# MATERIAL PROVIDED

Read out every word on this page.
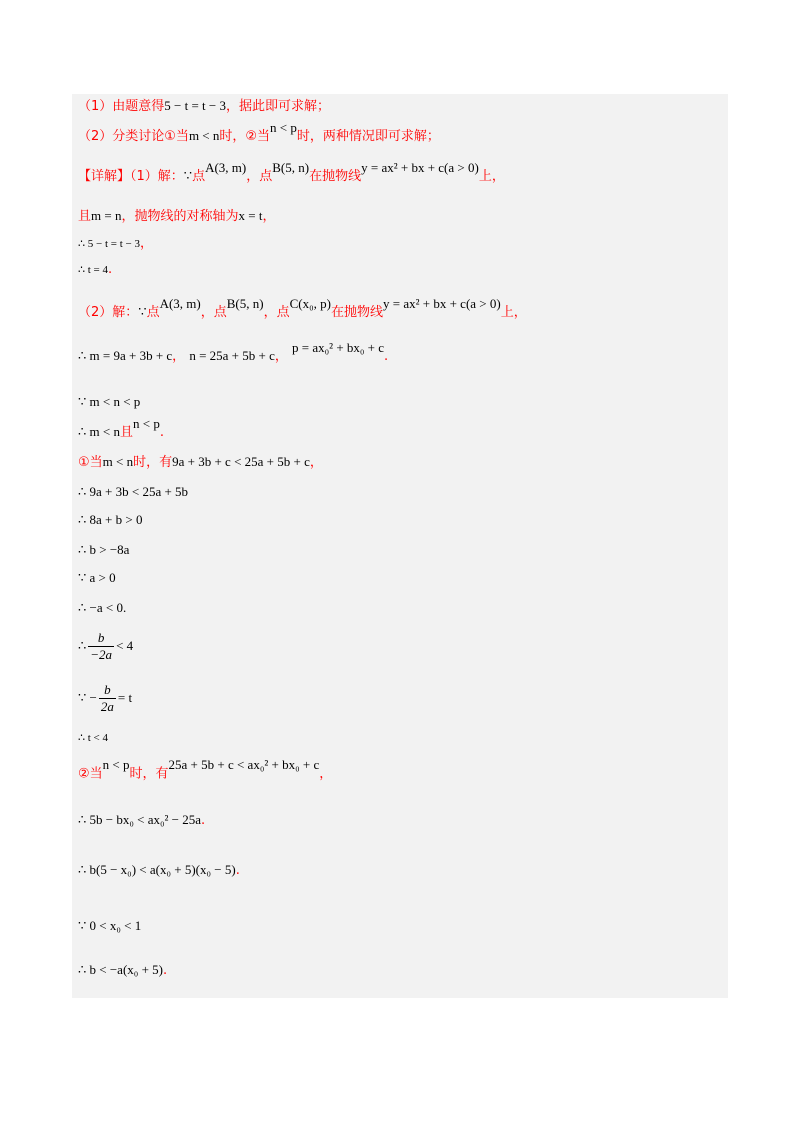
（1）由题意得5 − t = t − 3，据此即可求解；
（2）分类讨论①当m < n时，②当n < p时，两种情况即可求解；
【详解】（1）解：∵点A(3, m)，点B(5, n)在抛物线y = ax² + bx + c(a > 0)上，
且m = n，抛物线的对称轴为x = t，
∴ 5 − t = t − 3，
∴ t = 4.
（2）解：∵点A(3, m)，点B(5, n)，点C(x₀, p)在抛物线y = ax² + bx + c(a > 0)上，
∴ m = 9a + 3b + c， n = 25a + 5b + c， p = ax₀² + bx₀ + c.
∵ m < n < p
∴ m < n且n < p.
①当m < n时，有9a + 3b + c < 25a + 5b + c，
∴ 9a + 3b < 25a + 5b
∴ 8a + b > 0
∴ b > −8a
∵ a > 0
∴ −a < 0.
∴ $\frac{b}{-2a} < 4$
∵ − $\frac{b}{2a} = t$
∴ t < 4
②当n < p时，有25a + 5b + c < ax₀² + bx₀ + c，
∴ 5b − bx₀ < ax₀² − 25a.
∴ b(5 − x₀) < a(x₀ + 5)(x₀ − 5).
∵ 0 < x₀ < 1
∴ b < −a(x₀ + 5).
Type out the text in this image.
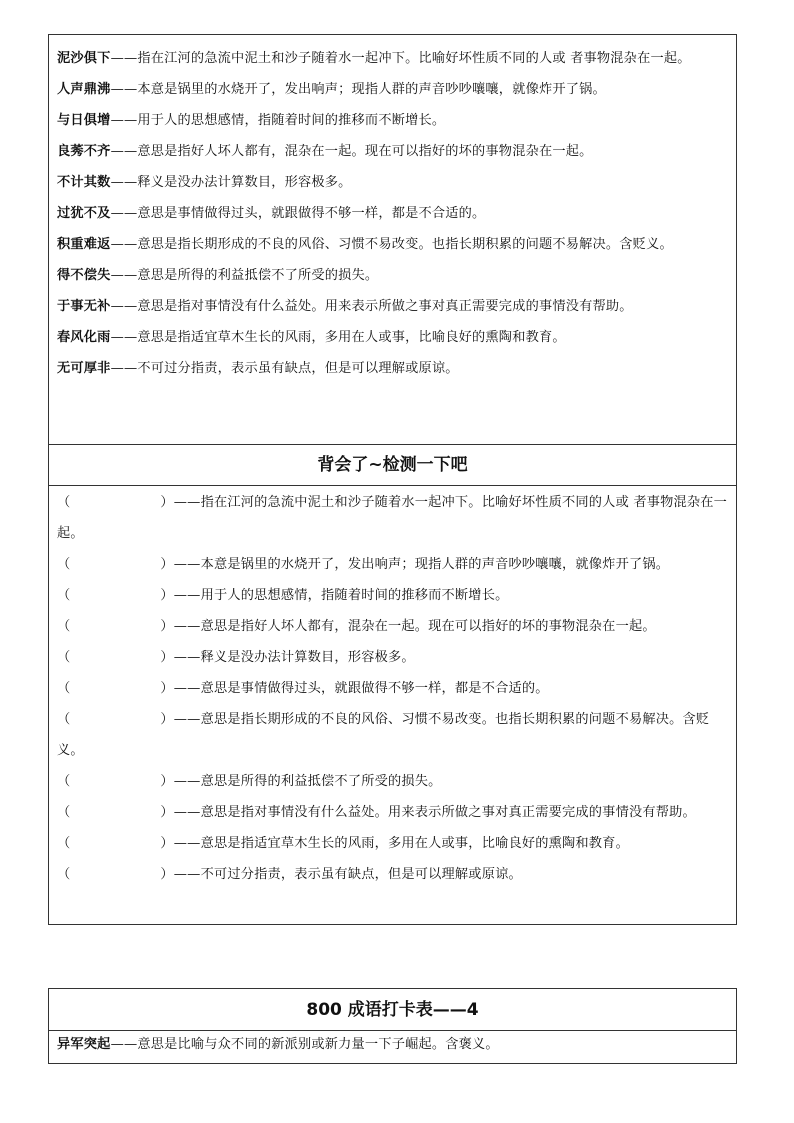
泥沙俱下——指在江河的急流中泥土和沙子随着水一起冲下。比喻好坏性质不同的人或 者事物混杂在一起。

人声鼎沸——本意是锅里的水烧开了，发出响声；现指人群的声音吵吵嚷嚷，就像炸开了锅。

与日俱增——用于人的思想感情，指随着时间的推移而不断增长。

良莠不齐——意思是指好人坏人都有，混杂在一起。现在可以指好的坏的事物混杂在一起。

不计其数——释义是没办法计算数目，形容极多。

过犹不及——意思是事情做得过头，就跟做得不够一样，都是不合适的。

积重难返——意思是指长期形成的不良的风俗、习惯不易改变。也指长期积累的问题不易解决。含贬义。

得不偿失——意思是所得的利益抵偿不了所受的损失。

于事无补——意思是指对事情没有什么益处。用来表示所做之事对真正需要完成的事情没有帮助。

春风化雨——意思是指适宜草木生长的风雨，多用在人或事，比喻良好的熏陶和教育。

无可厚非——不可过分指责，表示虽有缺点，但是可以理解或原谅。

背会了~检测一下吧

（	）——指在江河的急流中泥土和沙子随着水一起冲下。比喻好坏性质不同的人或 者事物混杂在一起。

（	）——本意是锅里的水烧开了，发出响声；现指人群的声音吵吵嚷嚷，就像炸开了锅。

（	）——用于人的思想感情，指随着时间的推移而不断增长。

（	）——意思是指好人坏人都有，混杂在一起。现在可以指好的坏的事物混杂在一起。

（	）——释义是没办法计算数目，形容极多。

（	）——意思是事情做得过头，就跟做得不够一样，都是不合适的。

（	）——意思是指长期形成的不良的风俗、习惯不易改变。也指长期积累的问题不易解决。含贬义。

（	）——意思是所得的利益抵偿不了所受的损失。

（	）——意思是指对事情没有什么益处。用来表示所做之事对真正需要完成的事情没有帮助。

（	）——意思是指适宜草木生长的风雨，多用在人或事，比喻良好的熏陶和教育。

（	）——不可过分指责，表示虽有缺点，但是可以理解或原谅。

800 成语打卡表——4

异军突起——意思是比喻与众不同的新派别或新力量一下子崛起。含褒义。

# SHORT TASK
Reproduce the material word for word, minus the images.

# COMPLETED TASK
Read out every word on this page.
（1）由题意得5 − t = t − 3，据此即可求解；
（2）分类讨论①当m < n时，②当n < p时，两种情况即可求解；
【详解】（1）解：∵点A(3, m)，点B(5, n)在抛物线y = ax² + bx + c(a > 0)上，
且m = n，抛物线的对称轴为x = t，
∴ 5 − t = t − 3，
∴ t = 4.
（2）解：∵点A(3, m)，点B(5, n)，点C(x₀, p)在抛物线y = ax² + bx + c(a > 0)上，
∴ m = 9a + 3b + c， n = 25a + 5b + c， p = ax₀² + bx₀ + c.
∵ m < n < p
∴ m < n且n < p.
①当m < n时，有9a + 3b + c < 25a + 5b + c，
∴ 9a + 3b < 25a + 5b
∴ 8a + b > 0
∴ b > −8a
∵ a > 0
∴ −a < 0.
∴ $\frac{b}{-2a} < 4$
∵ − $\frac{b}{2a} = t$
∴ t < 4
②当n < p时，有25a + 5b + c < ax₀² + bx₀ + c，
∴ 5b − bx₀ < ax₀² − 25a.
∴ b(5 − x₀) < a(x₀ + 5)(x₀ − 5).
∵ 0 < x₀ < 1
∴ b < −a(x₀ + 5).
Type out the text in this image.
泥沙俱下——指在江河的急流中泥土和沙子随着水一起冲下。比喻好坏性质不同的人或 者事物混杂在一起。

人声鼎沸——本意是锅里的水烧开了，发出响声；现指人群的声音吵吵嚷嚷，就像炸开了锅。

与日俱增——用于人的思想感情，指随着时间的推移而不断增长。

良莠不齐——意思是指好人坏人都有，混杂在一起。现在可以指好的坏的事物混杂在一起。

不计其数——释义是没办法计算数目，形容极多。

过犹不及——意思是事情做得过头，就跟做得不够一样，都是不合适的。

积重难返——意思是指长期形成的不良的风俗、习惯不易改变。也指长期积累的问题不易解决。含贬义。

得不偿失——意思是所得的利益抵偿不了所受的损失。

于事无补——意思是指对事情没有什么益处。用来表示所做之事对真正需要完成的事情没有帮助。

春风化雨——意思是指适宜草木生长的风雨，多用在人或事，比喻良好的熏陶和教育。

无可厚非——不可过分指责，表示虽有缺点，但是可以理解或原谅。

背会了~检测一下吧

（	）——指在江河的急流中泥土和沙子随着水一起冲下。比喻好坏性质不同的人或 者事物混杂在一起。

（	）——本意是锅里的水烧开了，发出响声；现指人群的声音吵吵嚷嚷，就像炸开了锅。

（	）——用于人的思想感情，指随着时间的推移而不断增长。

（	）——意思是指好人坏人都有，混杂在一起。现在可以指好的坏的事物混杂在一起。

（	）——释义是没办法计算数目，形容极多。

（	）——意思是事情做得过头，就跟做得不够一样，都是不合适的。

（	）——意思是指长期形成的不良的风俗、习惯不易改变。也指长期积累的问题不易解决。含贬义。

（	）——意思是所得的利益抵偿不了所受的损失。

（	）——意思是指对事情没有什么益处。用来表示所做之事对真正需要完成的事情没有帮助。

（	）——意思是指适宜草木生长的风雨，多用在人或事，比喻良好的熏陶和教育。

（	）——不可过分指责，表示虽有缺点，但是可以理解或原谅。

800 成语打卡表——4

异军突起——意思是比喻与众不同的新派别或新力量一下子崛起。含褒义。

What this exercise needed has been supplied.